[Data items]

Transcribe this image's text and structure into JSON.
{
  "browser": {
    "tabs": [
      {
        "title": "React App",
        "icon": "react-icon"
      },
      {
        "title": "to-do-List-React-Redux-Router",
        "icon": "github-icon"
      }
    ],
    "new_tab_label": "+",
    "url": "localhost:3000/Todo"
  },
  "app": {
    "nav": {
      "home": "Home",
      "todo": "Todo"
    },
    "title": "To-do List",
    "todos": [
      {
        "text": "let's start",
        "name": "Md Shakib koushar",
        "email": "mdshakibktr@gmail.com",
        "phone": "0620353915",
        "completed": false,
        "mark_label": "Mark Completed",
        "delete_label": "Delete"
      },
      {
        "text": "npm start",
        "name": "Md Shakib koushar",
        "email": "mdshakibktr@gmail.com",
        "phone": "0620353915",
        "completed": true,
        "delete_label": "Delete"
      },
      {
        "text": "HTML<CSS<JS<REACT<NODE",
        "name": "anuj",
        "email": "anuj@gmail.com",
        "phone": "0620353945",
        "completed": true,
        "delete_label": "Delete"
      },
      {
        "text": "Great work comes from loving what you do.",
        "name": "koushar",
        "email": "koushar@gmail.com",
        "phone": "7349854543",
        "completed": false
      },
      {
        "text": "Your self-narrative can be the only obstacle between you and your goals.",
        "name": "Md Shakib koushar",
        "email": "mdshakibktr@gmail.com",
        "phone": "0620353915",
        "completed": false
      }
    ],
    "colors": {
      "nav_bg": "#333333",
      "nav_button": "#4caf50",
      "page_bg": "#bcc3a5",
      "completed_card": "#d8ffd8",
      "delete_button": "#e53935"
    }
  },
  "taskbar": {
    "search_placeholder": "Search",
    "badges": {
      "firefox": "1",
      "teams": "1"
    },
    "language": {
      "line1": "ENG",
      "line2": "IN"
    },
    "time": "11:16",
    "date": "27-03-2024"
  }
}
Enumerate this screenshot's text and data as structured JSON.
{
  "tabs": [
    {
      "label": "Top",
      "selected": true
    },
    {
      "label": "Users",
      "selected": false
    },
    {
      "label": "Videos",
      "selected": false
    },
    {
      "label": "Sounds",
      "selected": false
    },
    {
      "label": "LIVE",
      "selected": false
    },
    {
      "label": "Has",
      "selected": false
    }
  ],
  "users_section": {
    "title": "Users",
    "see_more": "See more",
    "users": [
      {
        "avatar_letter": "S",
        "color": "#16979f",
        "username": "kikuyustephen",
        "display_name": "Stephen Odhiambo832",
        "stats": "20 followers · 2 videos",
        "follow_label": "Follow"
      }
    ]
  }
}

**Task statement**
Return all of the data word for word.

**Response to this exercise**
Transcribe this image's text and structure into JSON.
{
  "browser": {
    "tabs": [
      {
        "title": "React App",
        "icon": "react-icon"
      },
      {
        "title": "to-do-List-React-Redux-Router",
        "icon": "github-icon"
      }
    ],
    "new_tab_label": "+",
    "url": "localhost:3000/Todo"
  },
  "app": {
    "nav": {
      "home": "Home",
      "todo": "Todo"
    },
    "title": "To-do List",
    "todos": [
      {
        "text": "let's start",
        "name": "Md Shakib koushar",
        "email": "mdshakibktr@gmail.com",
        "phone": "0620353915",
        "completed": false,
        "mark_label": "Mark Completed",
        "delete_label": "Delete"
      },
      {
        "text": "npm start",
        "name": "Md Shakib koushar",
        "email": "mdshakibktr@gmail.com",
        "phone": "0620353915",
        "completed": true,
        "delete_label": "Delete"
      },
      {
        "text": "HTML<CSS<JS<REACT<NODE",
        "name": "anuj",
        "email": "anuj@gmail.com",
        "phone": "0620353945",
        "completed": true,
        "delete_label": "Delete"
      },
      {
        "text": "Great work comes from loving what you do.",
        "name": "koushar",
        "email": "koushar@gmail.com",
        "phone": "7349854543",
        "completed": false
      },
      {
        "text": "Your self-narrative can be the only obstacle between you and your goals.",
        "name": "Md Shakib koushar",
        "email": "mdshakibktr@gmail.com",
        "phone": "0620353915",
        "completed": false
      }
    ],
    "colors": {
      "nav_bg": "#333333",
      "nav_button": "#4caf50",
      "page_bg": "#bcc3a5",
      "completed_card": "#d8ffd8",
      "delete_button": "#e53935"
    }
  },
  "taskbar": {
    "search_placeholder": "Search",
    "badges": {
      "firefox": "1",
      "teams": "1"
    },
    "language": {
      "line1": "ENG",
      "line2": "IN"
    },
    "time": "11:16",
    "date": "27-03-2024"
  }
}
Enumerate this screenshot's text and data as structured JSON.
{
  "tabs": [
    {
      "label": "Top",
      "selected": true
    },
    {
      "label": "Users",
      "selected": false
    },
    {
      "label": "Videos",
      "selected": false
    },
    {
      "label": "Sounds",
      "selected": false
    },
    {
      "label": "LIVE",
      "selected": false
    },
    {
      "label": "Has",
      "selected": false
    }
  ],
  "users_section": {
    "title": "Users",
    "see_more": "See more",
    "users": [
      {
        "avatar_letter": "S",
        "color": "#16979f",
        "username": "kikuyustephen",
        "display_name": "Stephen Odhiambo832",
        "stats": "20 followers · 2 videos",
        "follow_label": "Follow"
      }
    ]
  }
}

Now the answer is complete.